══ Dataset records ══

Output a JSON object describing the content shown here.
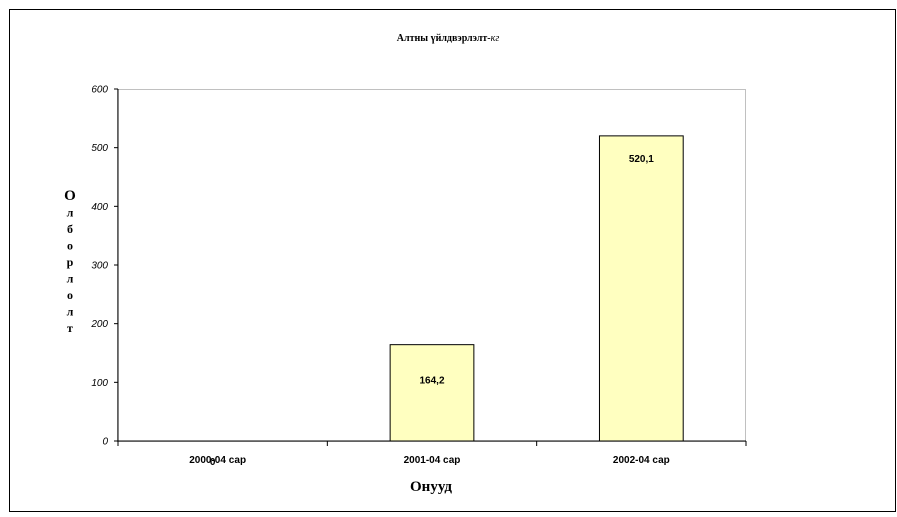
{
  "chart_data": {
    "type": "bar",
    "title": "Алтны үйлдвэрлэлт-",
    "title_unit": "кг",
    "ylabel": "Олборлолт",
    "xlabel": "Онууд",
    "categories": [
      "2000-04 сар",
      "2001-04 сар",
      "2002-04 сар"
    ],
    "values": [
      0,
      164.2,
      520.1
    ],
    "data_labels": [
      "0",
      "164,2",
      "520,1"
    ],
    "ylim": [
      0,
      600
    ],
    "yticks": [
      0,
      100,
      200,
      300,
      400,
      500,
      600
    ],
    "grid": false,
    "legend": "none",
    "bar_color": "#ffffc0",
    "border_color": "#000000",
    "plot_border_color": "#c0c0c0"
  }
}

═══

● What to work on
Return the listing above unchanged, apart from dropping its pictures.

● Solution to the problem
Output a JSON object describing the content shown here.
{
  "chart_data": {
    "type": "bar",
    "title": "Алтны үйлдвэрлэлт-",
    "title_unit": "кг",
    "ylabel": "Олборлолт",
    "xlabel": "Онууд",
    "categories": [
      "2000-04 сар",
      "2001-04 сар",
      "2002-04 сар"
    ],
    "values": [
      0,
      164.2,
      520.1
    ],
    "data_labels": [
      "0",
      "164,2",
      "520,1"
    ],
    "ylim": [
      0,
      600
    ],
    "yticks": [
      0,
      100,
      200,
      300,
      400,
      500,
      600
    ],
    "grid": false,
    "legend": "none",
    "bar_color": "#ffffc0",
    "border_color": "#000000",
    "plot_border_color": "#c0c0c0"
  }
}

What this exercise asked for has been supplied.